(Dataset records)
■ ■ ■ ■ ■

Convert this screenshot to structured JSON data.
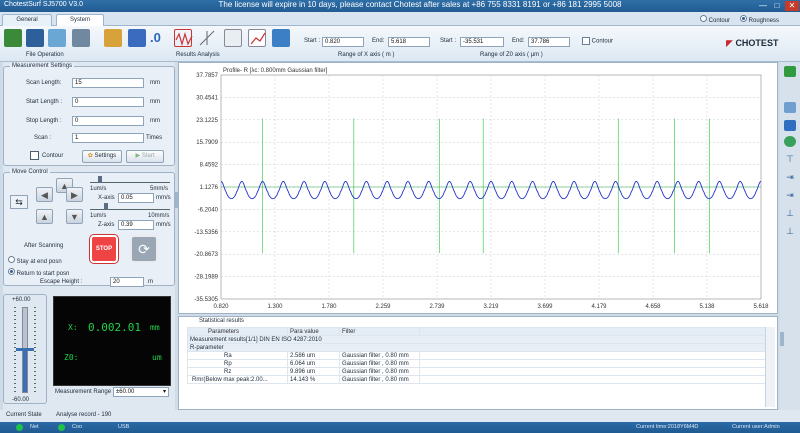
{
  "window": {
    "app_title": "ChotestSurf SJ5700 V3.0",
    "license_message": "The license will expire in 10 days, please contact Chotest after sales at +86 755 8331 8191 or +86 181 2995 5008",
    "min_symbol": "—",
    "max_symbol": "□",
    "close_symbol": "✕"
  },
  "tabs": [
    {
      "label": "General",
      "active": false
    },
    {
      "label": "System",
      "active": true
    }
  ],
  "mode": {
    "contour_label": "Contour",
    "roughness_label": "Roughness",
    "selected": "roughness"
  },
  "toolbar": {
    "file_operation_label": "File Operation",
    "results_analysis_label": "Results Analysis",
    "x_range": {
      "start_label": "Start :",
      "start_value": "0.820",
      "end_label": "End:",
      "end_value": "5.618",
      "caption": "Range of X axis ( m )"
    },
    "z_range": {
      "start_label": "Start :",
      "start_value": "-35.531",
      "end_label": "End:",
      "end_value": "37.786",
      "caption": "Range of Z0 axis ( μm )"
    },
    "contour_checkbox_label": "Contour",
    "brand": "CHOTEST"
  },
  "measurement_settings": {
    "title": "Measurement Settings",
    "scan_length_label": "Scan Length:",
    "scan_length_value": "15",
    "scan_length_unit": "mm",
    "start_length_label": "Start Length :",
    "start_length_value": "0",
    "start_length_unit": "mm",
    "stop_length_label": "Stop Length :",
    "stop_length_value": "0",
    "stop_length_unit": "mm",
    "scan_label": "Scan :",
    "scan_value": "1",
    "scan_unit": "Times",
    "contour_label": "Contour",
    "settings_button": "Settings",
    "start_button": "Start"
  },
  "move_control": {
    "title": "Move Control",
    "x_slider_min": "1um/s",
    "x_slider_max": "5mm/s",
    "x_axis_label": "X-axis",
    "x_axis_value": "0.05",
    "x_axis_unit": "mm/s",
    "z_slider_min": "1um/s",
    "z_slider_max": "10mm/s",
    "z_axis_label": "Z-axis",
    "z_axis_value": "0.39",
    "z_axis_unit": "mm/s",
    "after_scanning_label": "After Scanning",
    "stop_button": "STOP",
    "stay_label": "Stay at end posn",
    "return_label": "Return to start posn",
    "return_selected": true,
    "escape_height_label": "Escape Height :",
    "escape_height_value": "20",
    "escape_height_unit": "m"
  },
  "gauge": {
    "top_label": "+60.00",
    "bottom_label": "-60.00",
    "level": 0.52
  },
  "readout": {
    "x_label": "X:",
    "x_value": "0.002.01",
    "x_unit": "mm",
    "z_label": "Z0:",
    "z_unit": "um"
  },
  "measurement_range": {
    "label": "Measurement Range",
    "value": "±60.00"
  },
  "current_state": {
    "label": "Current State",
    "record": "Analyse record - 190"
  },
  "chart_data": {
    "type": "line",
    "title": "Profile- R [λc:  0.800mm Gaussian filter]",
    "x_ticks": [
      "0.820",
      "1.300",
      "1.780",
      "2.259",
      "2.739",
      "3.219",
      "3.699",
      "4.179",
      "4.658",
      "5.138",
      "5.618"
    ],
    "y_ticks": [
      "37.7857",
      "30.4541",
      "23.1225",
      "15.7909",
      "8.4592",
      "1.1276",
      "-6.2040",
      "-13.5356",
      "-20.8673",
      "-28.1989",
      "-35.5305"
    ],
    "xlim": [
      0.82,
      5.618
    ],
    "ylim": [
      -35.5305,
      37.7857
    ],
    "series": [
      {
        "color": "#2233cc",
        "periods": 26,
        "amplitude": 2.7,
        "offset": -0.4
      }
    ],
    "baseline": {
      "value": 1.1276,
      "color": "#22aa44"
    },
    "markers_color": "#44cc55",
    "markers_x": [
      1.19,
      2.76,
      4.35,
      5.16
    ],
    "markers_x_upper": [
      2.0,
      3.15,
      4.85
    ]
  },
  "stats": {
    "title": "Statistical results",
    "headers": [
      "Parameters",
      "Para value",
      "Filter"
    ],
    "measurement_row": "Measurement results[1/1] DIN EN ISO 4287:2010",
    "group_row": "R-parameter",
    "rows": [
      {
        "param": "Ra",
        "value": "2.586 um",
        "filter": "Gaussian filter , 0.80 mm"
      },
      {
        "param": "Rp",
        "value": "6.064 um",
        "filter": "Gaussian filter , 0.80 mm"
      },
      {
        "param": "Rz",
        "value": "9.896 um",
        "filter": "Gaussian filter , 0.80 mm"
      },
      {
        "param": "Rmr(Below max peak:2.00...",
        "value": "14.143 %",
        "filter": "Gaussian filter , 0.80 mm"
      }
    ]
  },
  "statusbar": {
    "net": "Net",
    "coo": "Coo",
    "usb": "USB",
    "current_time": "Current time:2018Y6M4D",
    "current_user": "Current user:Admin"
  }
}
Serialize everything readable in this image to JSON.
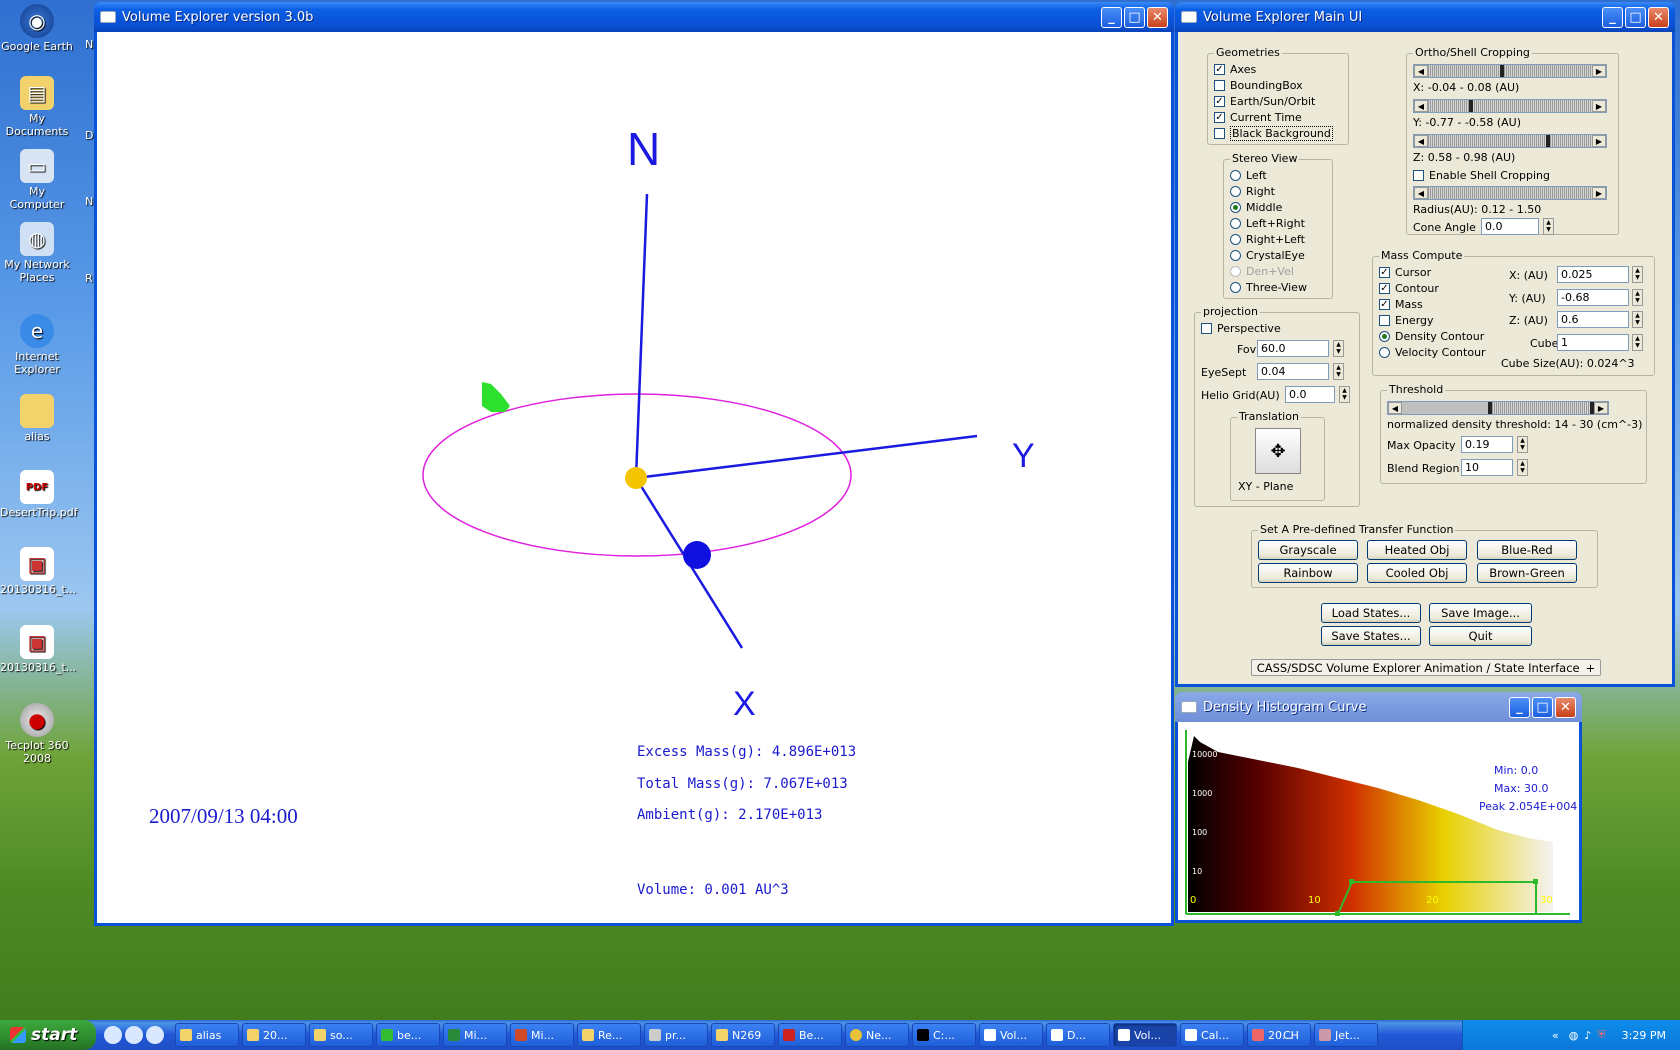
{
  "desktop": {
    "icons": [
      "Google Earth",
      "My Documents",
      "My Computer",
      "My Network Places",
      "Internet Explorer",
      "alias",
      "DesertTrip.pdf",
      "20130316_t...",
      "20130316_t...",
      "Tecplot 360 2008"
    ],
    "edge_letters": [
      "N",
      "D",
      "N",
      "R"
    ]
  },
  "viewer": {
    "title": "Volume Explorer version 3.0b",
    "axis_n": "N",
    "axis_y": "Y",
    "axis_x": "X",
    "excess_mass": "Excess Mass(g): 4.896E+013",
    "total_mass": "Total Mass(g): 7.067E+013",
    "ambient": "Ambient(g): 2.170E+013",
    "volume": "Volume: 0.001 AU^3",
    "date": "2007/09/13 04:00"
  },
  "main_ui": {
    "title": "Volume Explorer Main UI",
    "geometries": {
      "title": "Geometries",
      "items": [
        {
          "label": "Axes",
          "checked": true
        },
        {
          "label": "BoundingBox",
          "checked": false
        },
        {
          "label": "Earth/Sun/Orbit",
          "checked": true
        },
        {
          "label": "Current Time",
          "checked": true
        },
        {
          "label": "Black Background",
          "checked": false
        }
      ]
    },
    "stereo": {
      "title": "Stereo View",
      "items": [
        {
          "label": "Left",
          "selected": false,
          "disabled": false
        },
        {
          "label": "Right",
          "selected": false,
          "disabled": false
        },
        {
          "label": "Middle",
          "selected": true,
          "disabled": false
        },
        {
          "label": "Left+Right",
          "selected": false,
          "disabled": false
        },
        {
          "label": "Right+Left",
          "selected": false,
          "disabled": false
        },
        {
          "label": "CrystalEye",
          "selected": false,
          "disabled": false
        },
        {
          "label": "Den+Vel",
          "selected": false,
          "disabled": true
        },
        {
          "label": "Three-View",
          "selected": false,
          "disabled": false
        }
      ]
    },
    "cropping": {
      "title": "Ortho/Shell Cropping",
      "x_label": "X: -0.04 - 0.08 (AU)",
      "y_label": "Y: -0.77 - -0.58 (AU)",
      "z_label": "Z: 0.58 - 0.98 (AU)",
      "shell_label": "Enable Shell Cropping",
      "radius_label": "Radius(AU): 0.12 - 1.50",
      "cone_label": "Cone Angle",
      "cone_value": "0.0"
    },
    "mass": {
      "title": "Mass Compute",
      "checks": [
        {
          "label": "Cursor",
          "checked": true
        },
        {
          "label": "Contour",
          "checked": true
        },
        {
          "label": "Mass",
          "checked": true
        },
        {
          "label": "Energy",
          "checked": false
        }
      ],
      "radios": [
        {
          "label": "Density Contour",
          "selected": true
        },
        {
          "label": "Velocity Contour",
          "selected": false
        }
      ],
      "x_label": "X: (AU)",
      "x_value": "0.025",
      "y_label": "Y: (AU)",
      "y_value": "-0.68",
      "z_label": "Z: (AU)",
      "z_value": "0.6",
      "cube_label": "Cube",
      "cube_value": "1",
      "cube_size": "Cube Size(AU): 0.024^3"
    },
    "projection": {
      "title": "projection",
      "perspective": "Perspective",
      "fov_label": "Fov",
      "fov_value": "60.0",
      "eyesept_label": "EyeSept",
      "eyesept_value": "0.04",
      "helio_label": "Helio Grid(AU)",
      "helio_value": "0.0",
      "translation_title": "Translation",
      "plane_label": "XY - Plane"
    },
    "threshold": {
      "title": "Threshold",
      "label": "normalized density threshold: 14 - 30 (cm^-3)",
      "opacity_label": "Max Opacity",
      "opacity_value": "0.19",
      "blend_label": "Blend Region",
      "blend_value": "10"
    },
    "transfer": {
      "title": "Set A Pre-defined Transfer Function",
      "buttons": [
        "Grayscale",
        "Heated Obj",
        "Blue-Red",
        "Rainbow",
        "Cooled Obj",
        "Brown-Green"
      ]
    },
    "actions": {
      "load": "Load States...",
      "save_image": "Save Image...",
      "save": "Save States...",
      "quit": "Quit"
    },
    "animation_bar": "CASS/SDSC Volume Explorer Animation / State Interface"
  },
  "histogram": {
    "title": "Density Histogram Curve",
    "min": "Min: 0.0",
    "max": "Max: 30.0",
    "peak": "Peak 2.054E+004",
    "y_ticks": [
      "10000",
      "1000",
      "100",
      "10"
    ],
    "x_ticks": [
      "0",
      "10",
      "20",
      "30"
    ]
  },
  "taskbar": {
    "start": "start",
    "tasks": [
      "alias",
      "20...",
      "so...",
      "be...",
      "Mi...",
      "Mi...",
      "Re...",
      "pr...",
      "N269",
      "Be...",
      "Ne...",
      "C:...",
      "Vol...",
      "D...",
      "Vol...",
      "Cal...",
      "20...",
      "Jet..."
    ],
    "active_index": 14,
    "lang": "CH",
    "clock": "3:29 PM"
  }
}
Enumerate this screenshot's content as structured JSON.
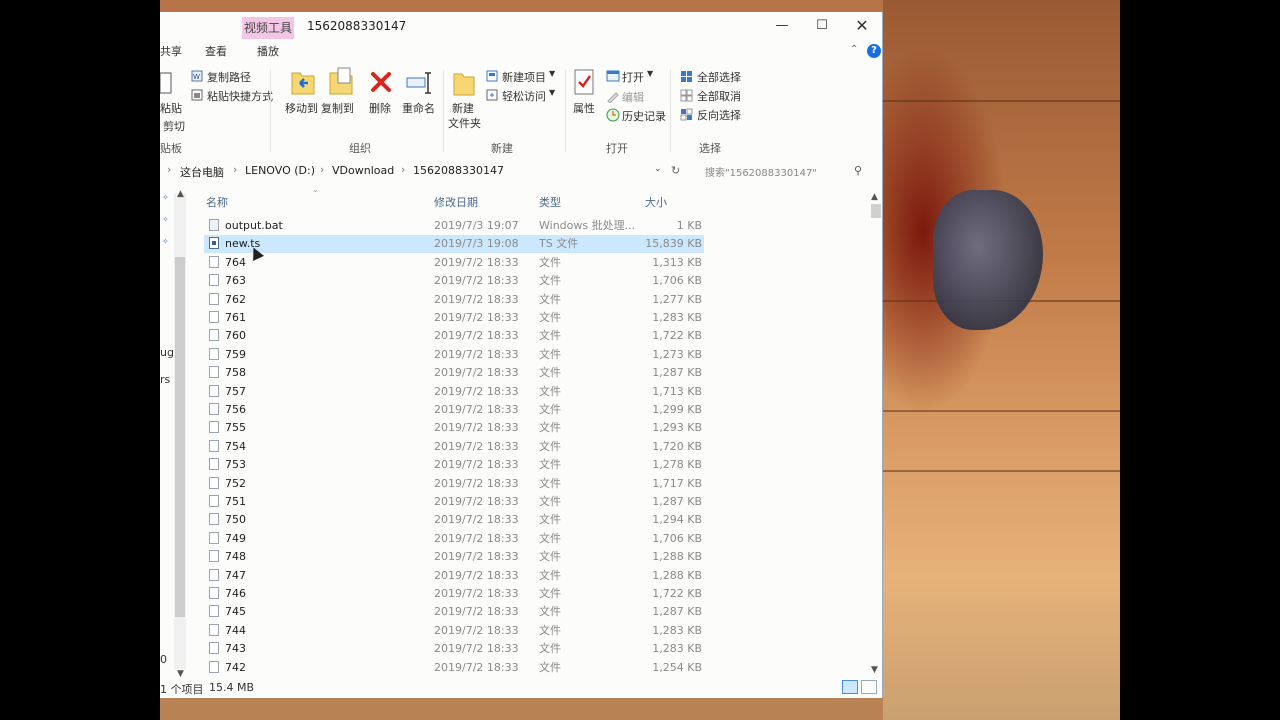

■ ■ ■ ■ ■

▶ **THE TASK**: Show each line of the listing that holds the string "Save".

▶ **TASK ANSWER**:
      "save_image": "Save Image...",
      "save": "Save States...",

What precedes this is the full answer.